Figure data in JSON:
::::::

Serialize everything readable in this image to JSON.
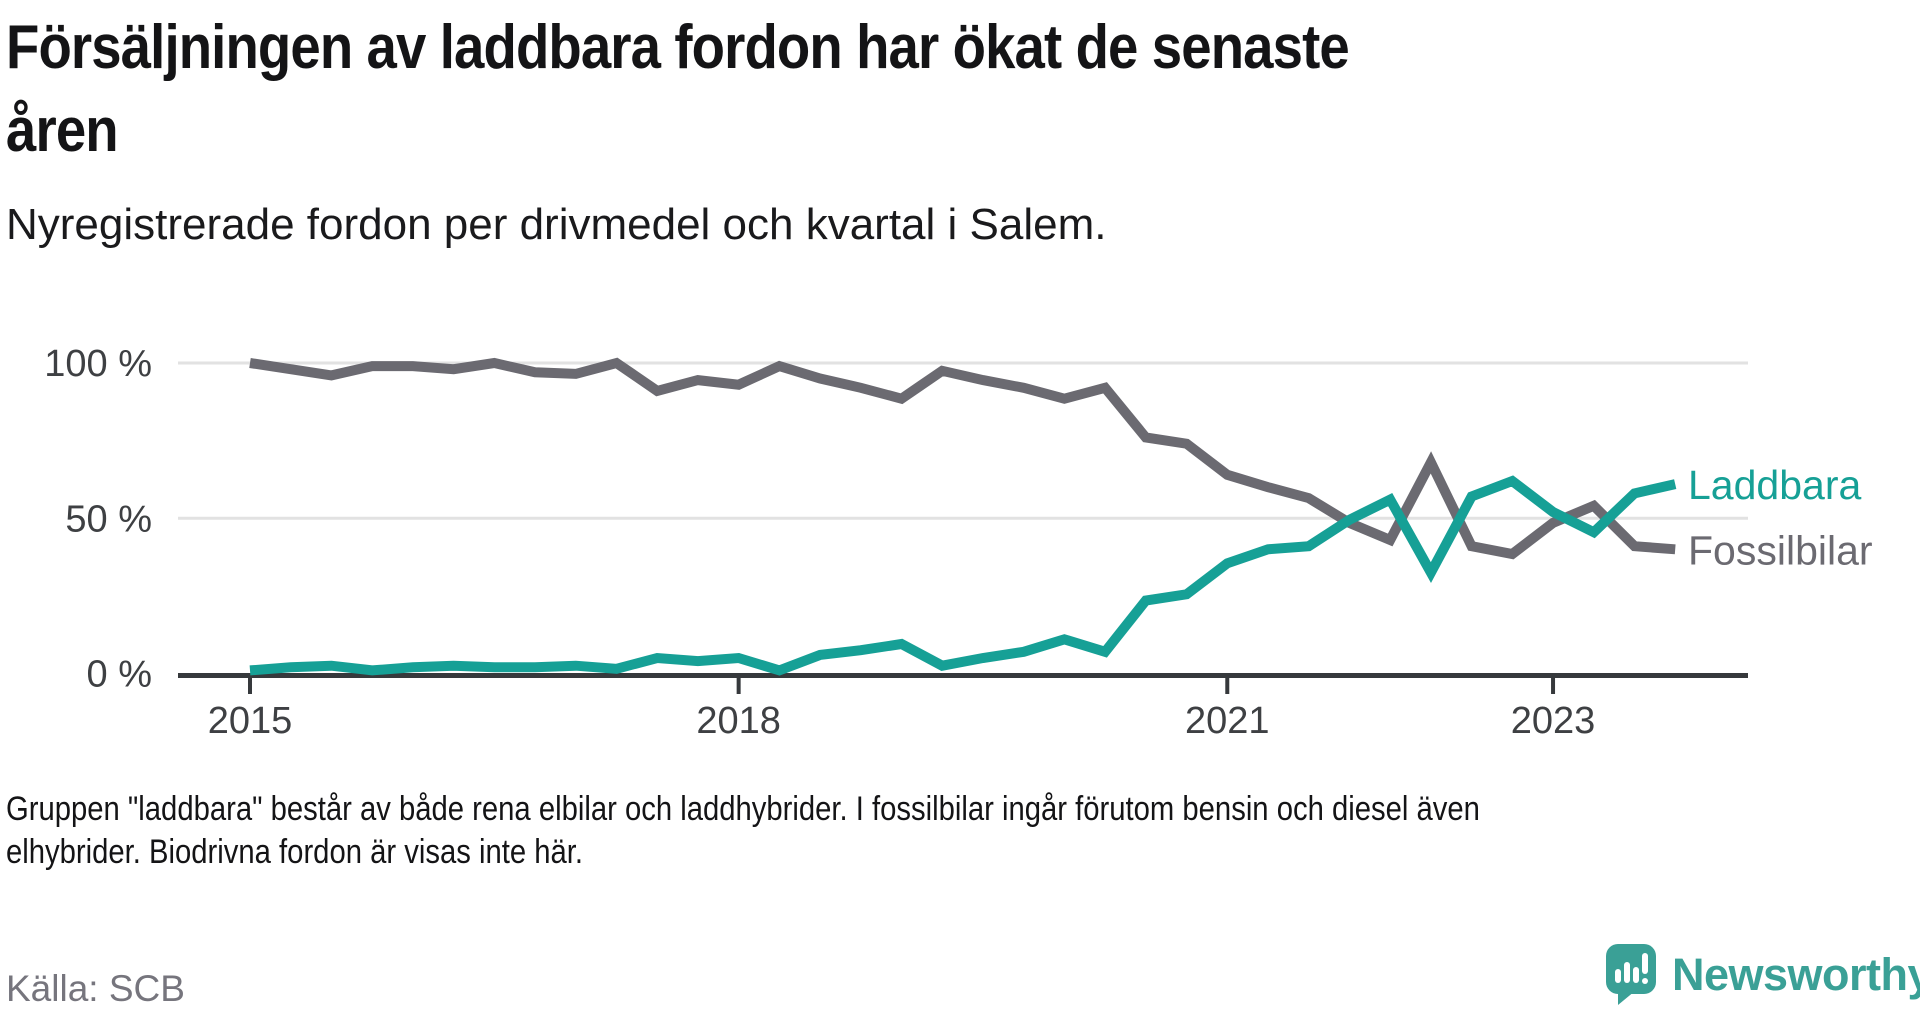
{
  "title": {
    "line1": "Försäljningen av laddbara fordon har ökat de senaste",
    "line2": "åren"
  },
  "subtitle": "Nyregistrerade fordon per drivmedel och kvartal i Salem.",
  "footnote": {
    "line1": "Gruppen \"laddbara\" består av både rena elbilar och laddhybrider. I fossilbilar ingår förutom bensin och diesel även",
    "line2": "elhybrider. Biodrivna fordon är visas inte här."
  },
  "source": "Källa: SCB",
  "brand": {
    "name": "Newsworthy",
    "color": "#3aa096",
    "icon": "newsworthy-speech-bubble-chart-icon"
  },
  "colors": {
    "laddbara": "#16a096",
    "fossilbilar": "#6b6a71",
    "grid": "#e2e2e2",
    "axis": "#36393c",
    "tick_label": "#3e4043"
  },
  "chart_data": {
    "type": "line",
    "unit": "%",
    "frequency": "quarterly",
    "x_start": "2015 Q1",
    "x_end": "2023 Q4",
    "ylim": [
      0,
      100
    ],
    "grid": "horizontal",
    "legend_position": "right-of-line-ends",
    "categories": [
      "2015 Q1",
      "2015 Q2",
      "2015 Q3",
      "2015 Q4",
      "2016 Q1",
      "2016 Q2",
      "2016 Q3",
      "2016 Q4",
      "2017 Q1",
      "2017 Q2",
      "2017 Q3",
      "2017 Q4",
      "2018 Q1",
      "2018 Q2",
      "2018 Q3",
      "2018 Q4",
      "2019 Q1",
      "2019 Q2",
      "2019 Q3",
      "2019 Q4",
      "2020 Q1",
      "2020 Q2",
      "2020 Q3",
      "2020 Q4",
      "2021 Q1",
      "2021 Q2",
      "2021 Q3",
      "2021 Q4",
      "2022 Q1",
      "2022 Q2",
      "2022 Q3",
      "2022 Q4",
      "2023 Q1",
      "2023 Q2",
      "2023 Q3",
      "2023 Q4"
    ],
    "series": [
      {
        "name": "Laddbara",
        "color": "#16a096",
        "values": [
          1,
          2,
          2.5,
          1,
          2,
          2.5,
          2,
          2,
          2.5,
          1.5,
          5,
          4,
          5,
          1,
          6,
          7.5,
          9.5,
          2.5,
          5,
          7,
          11,
          7,
          23.5,
          25.5,
          35.5,
          40,
          41,
          49.5,
          56,
          32.5,
          57,
          62,
          52,
          45.5,
          58,
          61
        ]
      },
      {
        "name": "Fossilbilar",
        "color": "#6b6a71",
        "values": [
          100,
          98,
          96,
          99,
          99,
          98,
          100,
          97,
          96.5,
          100,
          91,
          94.5,
          93,
          99,
          95,
          92,
          88.5,
          97.5,
          94.5,
          92,
          88.5,
          92,
          76,
          74,
          64,
          60,
          56.5,
          48.5,
          43,
          68,
          41,
          38.5,
          48.5,
          54,
          41,
          40
        ]
      }
    ],
    "y_ticks": [
      {
        "label": "100 %",
        "value": 100
      },
      {
        "label": "50 %",
        "value": 50
      },
      {
        "label": "0 %",
        "value": 0
      }
    ],
    "x_ticks": [
      {
        "label": "2015",
        "quarter_index": 0
      },
      {
        "label": "2018",
        "quarter_index": 12
      },
      {
        "label": "2021",
        "quarter_index": 24
      },
      {
        "label": "2023",
        "quarter_index": 32
      }
    ]
  }
}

::::::

## Your task
Print each entry shown above with exact wording and no pictures.

## The solution
Serialize everything readable in this image to JSON.
{
  "title": {
    "line1": "Försäljningen av laddbara fordon har ökat de senaste",
    "line2": "åren"
  },
  "subtitle": "Nyregistrerade fordon per drivmedel och kvartal i Salem.",
  "footnote": {
    "line1": "Gruppen \"laddbara\" består av både rena elbilar och laddhybrider. I fossilbilar ingår förutom bensin och diesel även",
    "line2": "elhybrider. Biodrivna fordon är visas inte här."
  },
  "source": "Källa: SCB",
  "brand": {
    "name": "Newsworthy",
    "color": "#3aa096",
    "icon": "newsworthy-speech-bubble-chart-icon"
  },
  "colors": {
    "laddbara": "#16a096",
    "fossilbilar": "#6b6a71",
    "grid": "#e2e2e2",
    "axis": "#36393c",
    "tick_label": "#3e4043"
  },
  "chart_data": {
    "type": "line",
    "unit": "%",
    "frequency": "quarterly",
    "x_start": "2015 Q1",
    "x_end": "2023 Q4",
    "ylim": [
      0,
      100
    ],
    "grid": "horizontal",
    "legend_position": "right-of-line-ends",
    "categories": [
      "2015 Q1",
      "2015 Q2",
      "2015 Q3",
      "2015 Q4",
      "2016 Q1",
      "2016 Q2",
      "2016 Q3",
      "2016 Q4",
      "2017 Q1",
      "2017 Q2",
      "2017 Q3",
      "2017 Q4",
      "2018 Q1",
      "2018 Q2",
      "2018 Q3",
      "2018 Q4",
      "2019 Q1",
      "2019 Q2",
      "2019 Q3",
      "2019 Q4",
      "2020 Q1",
      "2020 Q2",
      "2020 Q3",
      "2020 Q4",
      "2021 Q1",
      "2021 Q2",
      "2021 Q3",
      "2021 Q4",
      "2022 Q1",
      "2022 Q2",
      "2022 Q3",
      "2022 Q4",
      "2023 Q1",
      "2023 Q2",
      "2023 Q3",
      "2023 Q4"
    ],
    "series": [
      {
        "name": "Laddbara",
        "color": "#16a096",
        "values": [
          1,
          2,
          2.5,
          1,
          2,
          2.5,
          2,
          2,
          2.5,
          1.5,
          5,
          4,
          5,
          1,
          6,
          7.5,
          9.5,
          2.5,
          5,
          7,
          11,
          7,
          23.5,
          25.5,
          35.5,
          40,
          41,
          49.5,
          56,
          32.5,
          57,
          62,
          52,
          45.5,
          58,
          61
        ]
      },
      {
        "name": "Fossilbilar",
        "color": "#6b6a71",
        "values": [
          100,
          98,
          96,
          99,
          99,
          98,
          100,
          97,
          96.5,
          100,
          91,
          94.5,
          93,
          99,
          95,
          92,
          88.5,
          97.5,
          94.5,
          92,
          88.5,
          92,
          76,
          74,
          64,
          60,
          56.5,
          48.5,
          43,
          68,
          41,
          38.5,
          48.5,
          54,
          41,
          40
        ]
      }
    ],
    "y_ticks": [
      {
        "label": "100 %",
        "value": 100
      },
      {
        "label": "50 %",
        "value": 50
      },
      {
        "label": "0 %",
        "value": 0
      }
    ],
    "x_ticks": [
      {
        "label": "2015",
        "quarter_index": 0
      },
      {
        "label": "2018",
        "quarter_index": 12
      },
      {
        "label": "2021",
        "quarter_index": 24
      },
      {
        "label": "2023",
        "quarter_index": 32
      }
    ]
  }
}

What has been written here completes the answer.